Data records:
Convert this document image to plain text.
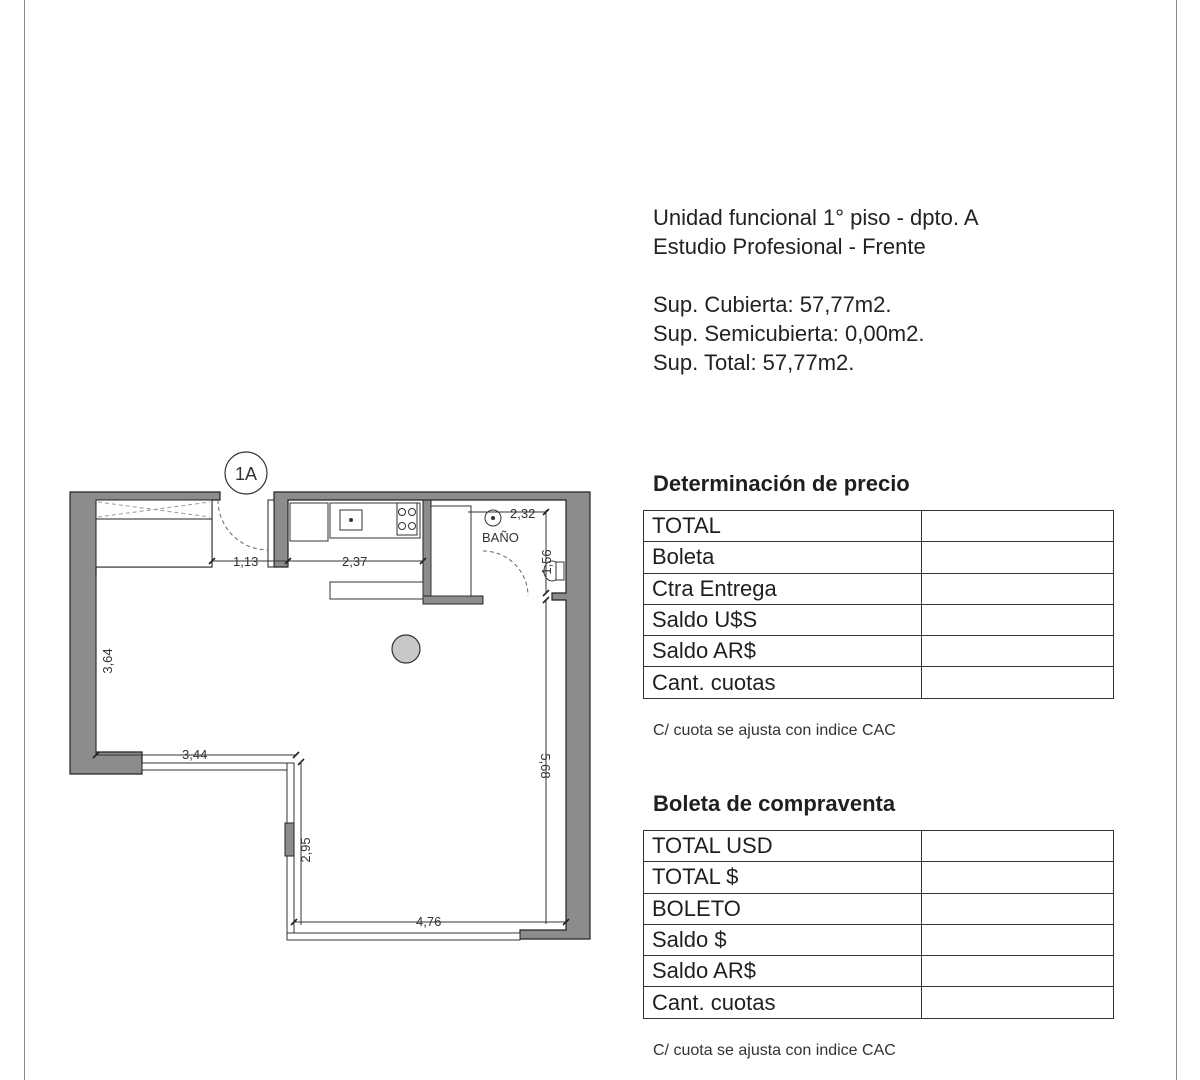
Unidad funcional 1° piso - dpto. A
Estudio Profesional - Frente
Sup. Cubierta: 57,77m2.
Sup. Semicubierta: 0,00m2.
Sup. Total: 57,77m2.
Determinación de precio
TOTAL	
Boleta	
Ctra Entrega	
Saldo U$S	
Saldo AR$	
Cant. cuotas	
C/ cuota se ajusta con indice CAC
Boleta de compraventa
TOTAL USD	
TOTAL $	
BOLETO	
Saldo $	
Saldo AR$	
Cant. cuotas	
C/ cuota se ajusta con indice CAC
BAÑO
1A
1,13	2,37
2,32
1,56
3,64
3,44
2,95
4,76
5,68
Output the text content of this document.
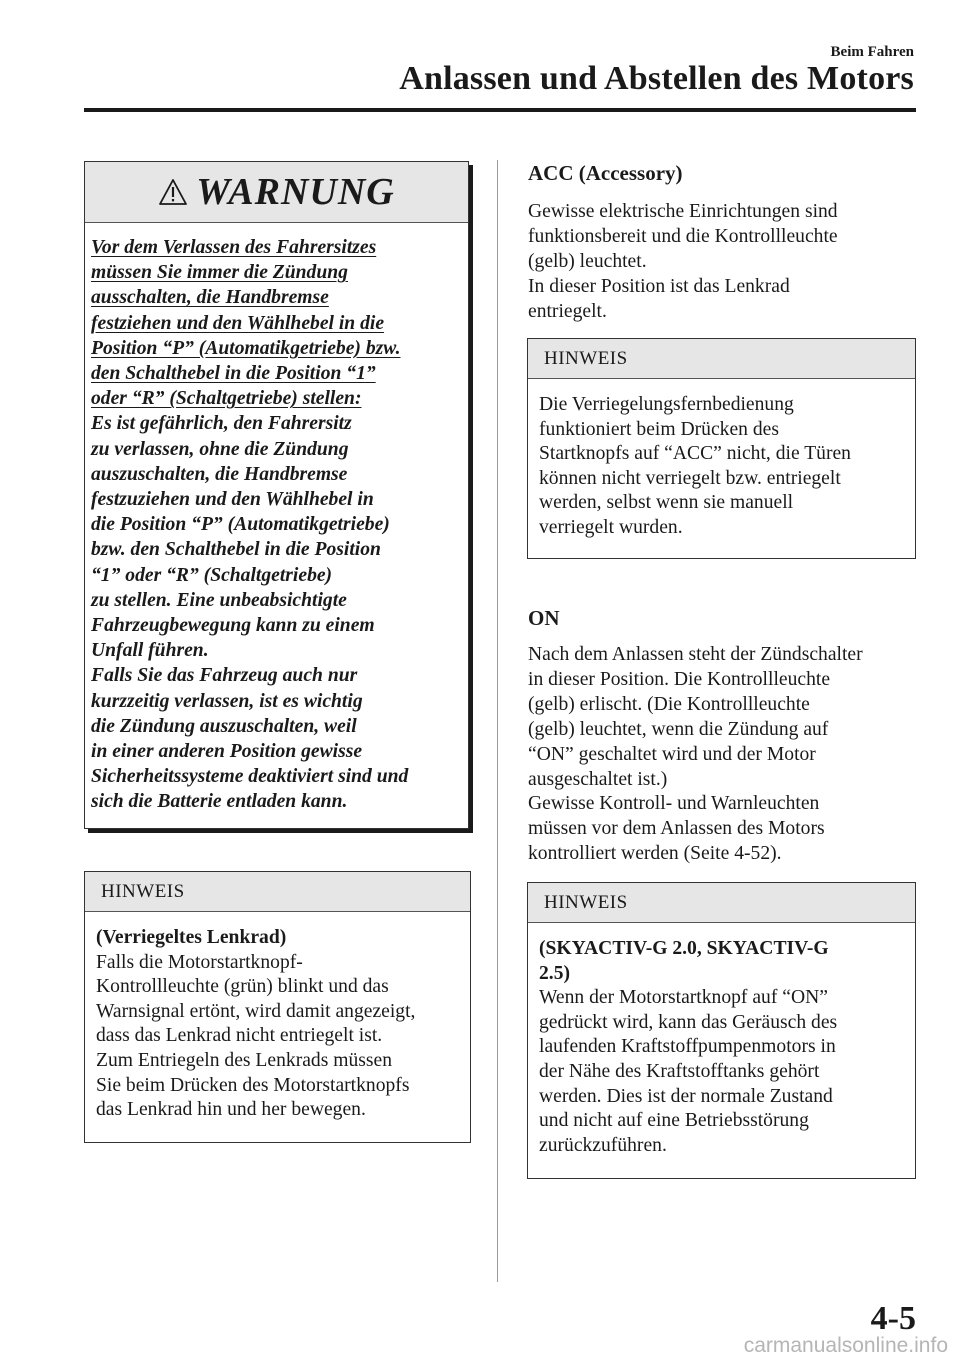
Beim Fahren
Anlassen und Abstellen des Motors
WARNUNG
Vor dem Verlassen des Fahrersitzes
müssen Sie immer die Zündung
ausschalten, die Handbremse
festziehen und den Wählhebel in die
Position “P” (Automatikgetriebe) bzw.
den Schalthebel in die Position “1”
oder “R” (Schaltgetriebe) stellen:
Es ist gefährlich, den Fahrersitz
zu verlassen, ohne die Zündung
auszuschalten, die Handbremse
festzuziehen und den Wählhebel in
die Position “P” (Automatikgetriebe)
bzw. den Schalthebel in die Position
“1” oder “R” (Schaltgetriebe)
zu stellen. Eine unbeabsichtigte
Fahrzeugbewegung kann zu einem
Unfall führen.
Falls Sie das Fahrzeug auch nur
kurzzeitig verlassen, ist es wichtig
die Zündung auszuschalten, weil
in einer anderen Position gewisse
Sicherheitssysteme deaktiviert sind und
sich die Batterie entladen kann.
HINWEIS
(Verriegeltes Lenkrad)
Falls die Motorstartknopf-
Kontrollleuchte (grün) blinkt und das
Warnsignal ertönt, wird damit angezeigt,
dass das Lenkrad nicht entriegelt ist.
Zum Entriegeln des Lenkrads müssen
Sie beim Drücken des Motorstartknopfs
das Lenkrad hin und her bewegen.
ACC (Accessory)
Gewisse elektrische Einrichtungen sind
funktionsbereit und die Kontrollleuchte
(gelb) leuchtet.
In dieser Position ist das Lenkrad
entriegelt.
HINWEIS
Die Verriegelungsfernbedienung
funktioniert beim Drücken des
Startknopfs auf “ACC” nicht, die Türen
können nicht verriegelt bzw. entriegelt
werden, selbst wenn sie manuell
verriegelt wurden.
ON
Nach dem Anlassen steht der Zündschalter
in dieser Position. Die Kontrollleuchte
(gelb) erlischt. (Die Kontrollleuchte
(gelb) leuchtet, wenn die Zündung auf
“ON” geschaltet wird und der Motor
ausgeschaltet ist.)
Gewisse Kontroll- und Warnleuchten
müssen vor dem Anlassen des Motors
kontrolliert werden (Seite 4-52).
HINWEIS
(SKYACTIV-G 2.0, SKYACTIV-G
2.5)
Wenn der Motorstartknopf auf “ON”
gedrückt wird, kann das Geräusch des
laufenden Kraftstoffpumpenmotors in
der Nähe des Kraftstofftanks gehört
werden. Dies ist der normale Zustand
und nicht auf eine Betriebsstörung
zurückzuführen.
4-5
carmanualsonline.info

= EXERCISE DETAILS =
Copy out every line holding the string "Schaltgetriebe".

= SOLUTION FOR THIS EXERCISE =
oder “R” (Schaltgetriebe) stellen:
“1” oder “R” (Schaltgetriebe)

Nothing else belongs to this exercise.